Using the listing below, copy every line that mentions "pepsin".
-- start of Listed entries --
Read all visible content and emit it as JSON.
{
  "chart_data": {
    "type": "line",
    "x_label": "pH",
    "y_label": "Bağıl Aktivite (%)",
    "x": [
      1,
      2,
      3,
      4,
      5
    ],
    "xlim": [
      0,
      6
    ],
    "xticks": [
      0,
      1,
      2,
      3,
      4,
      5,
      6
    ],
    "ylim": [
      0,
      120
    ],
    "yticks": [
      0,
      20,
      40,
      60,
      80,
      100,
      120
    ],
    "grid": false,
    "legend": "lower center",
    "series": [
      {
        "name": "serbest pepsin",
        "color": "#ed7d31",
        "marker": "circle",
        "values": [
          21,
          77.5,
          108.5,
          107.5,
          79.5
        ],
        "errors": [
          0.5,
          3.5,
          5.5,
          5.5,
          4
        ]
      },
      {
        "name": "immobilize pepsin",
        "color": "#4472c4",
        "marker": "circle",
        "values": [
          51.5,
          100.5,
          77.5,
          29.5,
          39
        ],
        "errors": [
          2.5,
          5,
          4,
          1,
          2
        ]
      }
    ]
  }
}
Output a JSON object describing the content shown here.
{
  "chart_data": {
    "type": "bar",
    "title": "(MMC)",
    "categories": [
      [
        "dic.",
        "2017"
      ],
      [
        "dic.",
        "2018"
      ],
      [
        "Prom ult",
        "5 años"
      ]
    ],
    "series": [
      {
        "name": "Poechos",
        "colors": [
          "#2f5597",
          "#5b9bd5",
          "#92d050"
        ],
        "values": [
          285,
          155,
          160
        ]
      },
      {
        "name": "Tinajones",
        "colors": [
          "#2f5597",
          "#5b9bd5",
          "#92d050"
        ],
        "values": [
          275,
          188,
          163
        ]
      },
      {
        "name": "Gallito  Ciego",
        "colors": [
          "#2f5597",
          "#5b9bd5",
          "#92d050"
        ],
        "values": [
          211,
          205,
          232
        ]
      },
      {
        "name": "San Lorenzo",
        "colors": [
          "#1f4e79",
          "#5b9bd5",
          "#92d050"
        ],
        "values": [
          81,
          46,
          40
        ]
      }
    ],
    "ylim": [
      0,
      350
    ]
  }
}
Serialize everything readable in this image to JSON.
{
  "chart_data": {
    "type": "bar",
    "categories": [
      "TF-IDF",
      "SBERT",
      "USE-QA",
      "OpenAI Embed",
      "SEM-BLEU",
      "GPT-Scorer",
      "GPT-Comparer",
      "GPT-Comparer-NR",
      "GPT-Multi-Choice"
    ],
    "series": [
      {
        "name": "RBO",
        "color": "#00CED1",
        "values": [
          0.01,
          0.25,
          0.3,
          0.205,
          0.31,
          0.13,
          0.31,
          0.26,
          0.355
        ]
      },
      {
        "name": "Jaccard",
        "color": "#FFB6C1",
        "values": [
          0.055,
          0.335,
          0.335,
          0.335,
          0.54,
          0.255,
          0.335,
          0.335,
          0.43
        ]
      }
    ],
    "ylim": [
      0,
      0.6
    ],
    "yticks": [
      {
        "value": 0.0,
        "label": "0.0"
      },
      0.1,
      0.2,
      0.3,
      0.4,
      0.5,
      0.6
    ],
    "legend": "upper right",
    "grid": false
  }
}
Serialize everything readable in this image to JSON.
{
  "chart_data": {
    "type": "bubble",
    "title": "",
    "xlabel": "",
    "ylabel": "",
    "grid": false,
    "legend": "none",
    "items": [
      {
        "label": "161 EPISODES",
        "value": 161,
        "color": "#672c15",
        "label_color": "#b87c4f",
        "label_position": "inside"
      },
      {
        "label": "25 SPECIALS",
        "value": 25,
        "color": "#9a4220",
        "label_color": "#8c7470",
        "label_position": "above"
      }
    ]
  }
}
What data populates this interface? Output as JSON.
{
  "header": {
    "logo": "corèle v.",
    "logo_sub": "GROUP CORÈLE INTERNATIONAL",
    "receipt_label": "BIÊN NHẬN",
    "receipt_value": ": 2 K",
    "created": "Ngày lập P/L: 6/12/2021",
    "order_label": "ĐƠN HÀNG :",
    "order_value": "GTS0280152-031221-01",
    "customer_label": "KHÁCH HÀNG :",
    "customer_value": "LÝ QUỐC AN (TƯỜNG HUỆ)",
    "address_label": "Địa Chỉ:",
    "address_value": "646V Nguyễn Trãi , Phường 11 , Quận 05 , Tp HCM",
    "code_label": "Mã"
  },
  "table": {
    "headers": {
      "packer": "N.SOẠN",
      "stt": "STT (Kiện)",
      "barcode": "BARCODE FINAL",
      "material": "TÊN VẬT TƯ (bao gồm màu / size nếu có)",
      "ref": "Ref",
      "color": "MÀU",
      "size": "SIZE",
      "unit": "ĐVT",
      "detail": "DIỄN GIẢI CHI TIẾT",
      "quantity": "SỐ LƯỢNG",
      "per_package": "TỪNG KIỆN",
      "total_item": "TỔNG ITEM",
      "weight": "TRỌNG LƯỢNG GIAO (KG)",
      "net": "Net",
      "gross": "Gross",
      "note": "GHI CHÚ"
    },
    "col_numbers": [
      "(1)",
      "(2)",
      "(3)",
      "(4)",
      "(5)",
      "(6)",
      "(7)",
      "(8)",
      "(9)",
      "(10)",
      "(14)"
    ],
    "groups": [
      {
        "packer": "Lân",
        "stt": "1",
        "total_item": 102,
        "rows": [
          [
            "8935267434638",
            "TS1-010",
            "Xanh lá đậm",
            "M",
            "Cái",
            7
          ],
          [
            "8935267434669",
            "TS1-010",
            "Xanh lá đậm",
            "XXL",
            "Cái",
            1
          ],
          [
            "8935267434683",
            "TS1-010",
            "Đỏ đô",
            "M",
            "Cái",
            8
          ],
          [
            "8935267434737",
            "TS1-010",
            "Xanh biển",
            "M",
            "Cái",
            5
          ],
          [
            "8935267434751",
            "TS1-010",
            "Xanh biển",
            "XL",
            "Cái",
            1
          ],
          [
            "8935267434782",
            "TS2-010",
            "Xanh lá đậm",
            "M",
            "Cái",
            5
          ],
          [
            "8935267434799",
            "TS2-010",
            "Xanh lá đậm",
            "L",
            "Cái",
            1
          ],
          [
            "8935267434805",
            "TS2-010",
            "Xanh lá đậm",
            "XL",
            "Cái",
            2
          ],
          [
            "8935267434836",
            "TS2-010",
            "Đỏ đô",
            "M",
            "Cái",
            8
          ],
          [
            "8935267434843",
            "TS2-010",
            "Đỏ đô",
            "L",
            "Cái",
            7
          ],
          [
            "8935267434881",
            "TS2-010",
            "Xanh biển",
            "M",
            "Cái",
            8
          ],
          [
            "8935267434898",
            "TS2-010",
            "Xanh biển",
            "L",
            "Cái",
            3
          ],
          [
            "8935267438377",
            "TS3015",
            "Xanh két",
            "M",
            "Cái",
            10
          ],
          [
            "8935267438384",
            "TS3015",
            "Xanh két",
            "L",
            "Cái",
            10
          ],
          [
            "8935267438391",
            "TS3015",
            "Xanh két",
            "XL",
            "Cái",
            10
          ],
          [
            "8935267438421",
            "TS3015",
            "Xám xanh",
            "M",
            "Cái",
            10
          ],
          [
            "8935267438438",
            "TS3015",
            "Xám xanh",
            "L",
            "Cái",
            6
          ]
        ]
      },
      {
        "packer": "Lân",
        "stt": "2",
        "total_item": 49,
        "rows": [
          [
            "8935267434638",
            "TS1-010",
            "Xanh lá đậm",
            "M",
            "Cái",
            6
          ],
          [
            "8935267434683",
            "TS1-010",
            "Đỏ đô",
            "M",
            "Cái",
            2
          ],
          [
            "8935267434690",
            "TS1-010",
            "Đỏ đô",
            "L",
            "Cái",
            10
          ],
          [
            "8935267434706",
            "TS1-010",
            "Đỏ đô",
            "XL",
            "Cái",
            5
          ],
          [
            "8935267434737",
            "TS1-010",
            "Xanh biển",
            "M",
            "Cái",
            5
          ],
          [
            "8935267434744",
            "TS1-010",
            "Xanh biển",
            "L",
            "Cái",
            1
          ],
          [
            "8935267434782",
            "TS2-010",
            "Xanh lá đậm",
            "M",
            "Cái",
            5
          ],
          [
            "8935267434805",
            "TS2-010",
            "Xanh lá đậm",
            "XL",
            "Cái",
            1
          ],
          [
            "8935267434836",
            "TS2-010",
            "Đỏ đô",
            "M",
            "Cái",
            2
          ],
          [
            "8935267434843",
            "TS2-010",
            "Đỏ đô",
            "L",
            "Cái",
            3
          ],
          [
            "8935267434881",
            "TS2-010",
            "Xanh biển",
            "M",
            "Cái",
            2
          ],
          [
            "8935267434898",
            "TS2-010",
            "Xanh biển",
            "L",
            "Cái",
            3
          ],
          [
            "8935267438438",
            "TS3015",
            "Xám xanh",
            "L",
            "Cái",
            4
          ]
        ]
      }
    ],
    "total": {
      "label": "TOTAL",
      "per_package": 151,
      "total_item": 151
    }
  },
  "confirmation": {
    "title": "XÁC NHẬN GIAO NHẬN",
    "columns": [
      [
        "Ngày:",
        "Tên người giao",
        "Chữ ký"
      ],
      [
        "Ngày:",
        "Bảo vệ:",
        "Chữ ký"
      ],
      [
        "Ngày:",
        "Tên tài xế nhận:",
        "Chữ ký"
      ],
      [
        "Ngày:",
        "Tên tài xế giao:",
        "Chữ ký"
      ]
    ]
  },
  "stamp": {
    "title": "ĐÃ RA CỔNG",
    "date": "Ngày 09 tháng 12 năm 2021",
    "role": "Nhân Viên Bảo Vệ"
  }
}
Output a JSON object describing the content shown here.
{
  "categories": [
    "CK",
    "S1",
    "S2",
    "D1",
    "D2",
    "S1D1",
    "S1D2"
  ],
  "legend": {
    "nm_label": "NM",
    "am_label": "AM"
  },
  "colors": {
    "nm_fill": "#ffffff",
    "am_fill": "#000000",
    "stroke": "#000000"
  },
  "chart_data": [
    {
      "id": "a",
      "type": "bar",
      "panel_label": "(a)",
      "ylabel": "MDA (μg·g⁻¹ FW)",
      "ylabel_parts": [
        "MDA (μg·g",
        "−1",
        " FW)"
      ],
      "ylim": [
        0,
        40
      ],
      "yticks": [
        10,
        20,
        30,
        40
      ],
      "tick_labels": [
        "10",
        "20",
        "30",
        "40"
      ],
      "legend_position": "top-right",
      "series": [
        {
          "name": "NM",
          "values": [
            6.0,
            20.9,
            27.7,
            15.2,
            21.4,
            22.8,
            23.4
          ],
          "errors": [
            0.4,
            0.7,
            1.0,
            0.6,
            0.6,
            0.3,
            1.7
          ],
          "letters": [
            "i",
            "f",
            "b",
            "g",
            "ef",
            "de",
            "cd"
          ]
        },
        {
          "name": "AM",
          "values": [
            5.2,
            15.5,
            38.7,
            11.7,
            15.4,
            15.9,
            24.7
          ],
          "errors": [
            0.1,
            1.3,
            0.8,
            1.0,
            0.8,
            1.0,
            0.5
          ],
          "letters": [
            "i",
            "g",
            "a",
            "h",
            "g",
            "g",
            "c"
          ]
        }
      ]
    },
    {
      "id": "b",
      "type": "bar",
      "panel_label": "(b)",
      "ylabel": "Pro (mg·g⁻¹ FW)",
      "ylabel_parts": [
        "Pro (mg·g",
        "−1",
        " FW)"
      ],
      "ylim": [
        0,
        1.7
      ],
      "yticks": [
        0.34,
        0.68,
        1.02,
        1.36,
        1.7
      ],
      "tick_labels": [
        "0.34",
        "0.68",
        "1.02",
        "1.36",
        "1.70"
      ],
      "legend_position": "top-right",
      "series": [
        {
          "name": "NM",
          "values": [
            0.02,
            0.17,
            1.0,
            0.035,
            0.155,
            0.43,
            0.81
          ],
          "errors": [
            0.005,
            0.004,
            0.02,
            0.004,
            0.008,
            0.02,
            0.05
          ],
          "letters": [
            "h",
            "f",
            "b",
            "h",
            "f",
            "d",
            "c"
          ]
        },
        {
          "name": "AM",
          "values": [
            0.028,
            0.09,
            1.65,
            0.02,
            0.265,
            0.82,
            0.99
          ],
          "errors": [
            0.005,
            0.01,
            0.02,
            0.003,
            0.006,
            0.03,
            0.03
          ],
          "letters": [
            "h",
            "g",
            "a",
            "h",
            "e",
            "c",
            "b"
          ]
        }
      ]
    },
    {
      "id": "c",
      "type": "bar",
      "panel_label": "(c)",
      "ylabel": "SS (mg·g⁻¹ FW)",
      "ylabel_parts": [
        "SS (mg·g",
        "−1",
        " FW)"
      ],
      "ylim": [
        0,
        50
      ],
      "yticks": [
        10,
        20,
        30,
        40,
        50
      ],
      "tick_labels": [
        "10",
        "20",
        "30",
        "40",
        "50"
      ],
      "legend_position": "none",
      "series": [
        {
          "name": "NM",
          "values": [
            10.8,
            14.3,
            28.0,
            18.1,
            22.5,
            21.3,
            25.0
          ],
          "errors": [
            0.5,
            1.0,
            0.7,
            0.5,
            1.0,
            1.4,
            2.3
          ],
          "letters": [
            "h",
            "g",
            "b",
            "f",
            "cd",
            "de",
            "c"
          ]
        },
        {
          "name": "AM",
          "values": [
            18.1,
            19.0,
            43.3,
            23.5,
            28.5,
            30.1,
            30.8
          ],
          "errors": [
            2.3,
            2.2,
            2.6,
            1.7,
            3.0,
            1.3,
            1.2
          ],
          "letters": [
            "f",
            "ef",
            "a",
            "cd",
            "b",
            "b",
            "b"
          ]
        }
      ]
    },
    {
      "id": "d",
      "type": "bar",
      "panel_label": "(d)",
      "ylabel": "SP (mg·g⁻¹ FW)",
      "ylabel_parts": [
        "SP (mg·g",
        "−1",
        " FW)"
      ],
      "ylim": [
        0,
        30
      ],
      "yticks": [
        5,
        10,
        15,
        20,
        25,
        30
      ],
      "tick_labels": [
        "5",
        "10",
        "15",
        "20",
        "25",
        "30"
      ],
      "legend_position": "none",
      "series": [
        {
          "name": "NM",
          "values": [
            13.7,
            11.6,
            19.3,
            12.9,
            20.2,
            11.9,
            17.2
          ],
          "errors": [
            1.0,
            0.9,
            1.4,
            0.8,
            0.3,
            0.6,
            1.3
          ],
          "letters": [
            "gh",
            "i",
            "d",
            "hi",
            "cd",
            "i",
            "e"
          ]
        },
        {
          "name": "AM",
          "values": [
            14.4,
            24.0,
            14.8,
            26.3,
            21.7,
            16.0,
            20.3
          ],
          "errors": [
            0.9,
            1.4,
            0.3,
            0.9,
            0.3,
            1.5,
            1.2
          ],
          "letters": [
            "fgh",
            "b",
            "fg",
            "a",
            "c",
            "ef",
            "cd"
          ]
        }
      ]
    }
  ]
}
-- end of Listed entries --
*Solution*.
        "name": "serbest pepsin",
        "name": "immobilize pepsin",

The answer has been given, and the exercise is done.